**WHAT IS NEEDED:** From the listing below, pull out all lines with "andere" in them.

################

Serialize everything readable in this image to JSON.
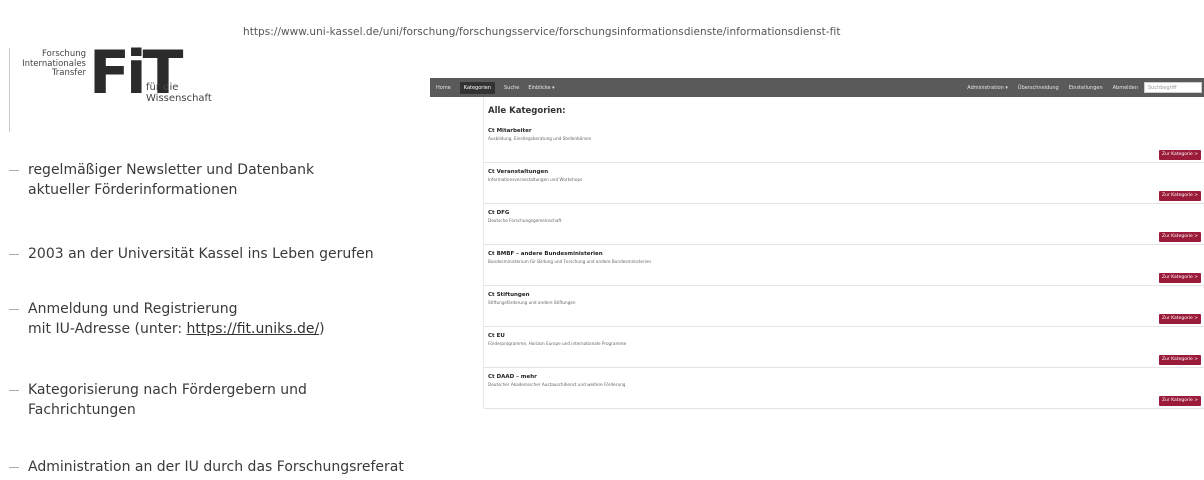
{
  "url": "https://www.uni-kassel.de/uni/forschung/forschungsservice/forschungsinformationsdienste/informationsdienst-fit",
  "logo": {
    "left_lines": [
      "Forschung",
      "Internationales",
      "Transfer"
    ],
    "mark": "FiT",
    "right_lines": [
      "für die",
      "Wissenschaft"
    ]
  },
  "bullets": [
    {
      "line1": "regelmäßiger Newsletter und Datenbank",
      "line2": "aktueller Förderinformationen"
    },
    {
      "line1": "2003 an der Universität Kassel ins Leben gerufen"
    },
    {
      "line1": "Anmeldung und Registrierung",
      "line2_prefix": "mit IU-Adresse (unter: ",
      "link": "https://fit.uniks.de/",
      "line2_suffix": ")"
    },
    {
      "line1": "Kategorisierung nach Fördergebern und",
      "line2": "Fachrichtungen"
    },
    {
      "line1": "Administration an der IU durch das Forschungsreferat"
    }
  ],
  "screenshot": {
    "nav_left": [
      "Home",
      "Kategorien",
      "Suche",
      "Einblicke ▾"
    ],
    "nav_right": [
      "Administration ▾",
      "Überschneidung",
      "Einstellungen",
      "Abmelden"
    ],
    "search_placeholder": "Suchbegriff",
    "title": "Alle Kategorien:",
    "categories": [
      {
        "name": "Ct Mitarbeiter",
        "desc": "Ausbildung, Einstiegsberatung und Stellenbörsen"
      },
      {
        "name": "Ct Veranstaltungen",
        "desc": "Informationsveranstaltungen und Workshops"
      },
      {
        "name": "Ct DFG",
        "desc": "Deutsche Forschungsgemeinschaft"
      },
      {
        "name": "Ct BMBF – andere Bundesministerien",
        "desc": "Bundesministerium für Bildung und Forschung und andere Bundesministerien"
      },
      {
        "name": "Ct Stiftungen",
        "desc": "Stiftungsförderung und andere Stiftungen"
      },
      {
        "name": "Ct EU",
        "desc": "Förderprogramme, Horizon Europe und internationale Programme"
      },
      {
        "name": "Ct DAAD – mehr",
        "desc": "Deutscher Akademischer Austauschdienst und weitere Förderung"
      }
    ],
    "button_label": "Zur Kategorie >"
  },
  "colors": {
    "navbar": "#5a5a5a",
    "button": "#9b1b3a"
  }
}
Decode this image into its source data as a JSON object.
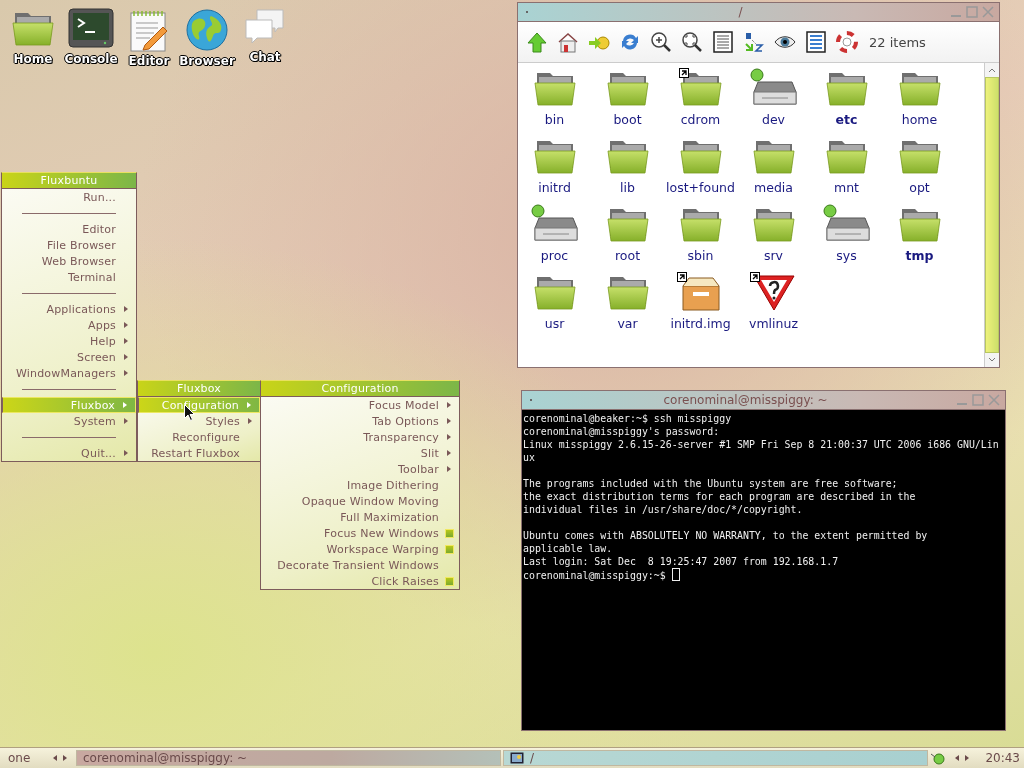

################

**COMPLETED TASK:**
        "name": "Ct BMBF – andere Bundesministerien",
        "desc": "Bundesministerium für Bildung und Forschung und andere Bundesministerien"
        "desc": "Stiftungsförderung und andere Stiftungen"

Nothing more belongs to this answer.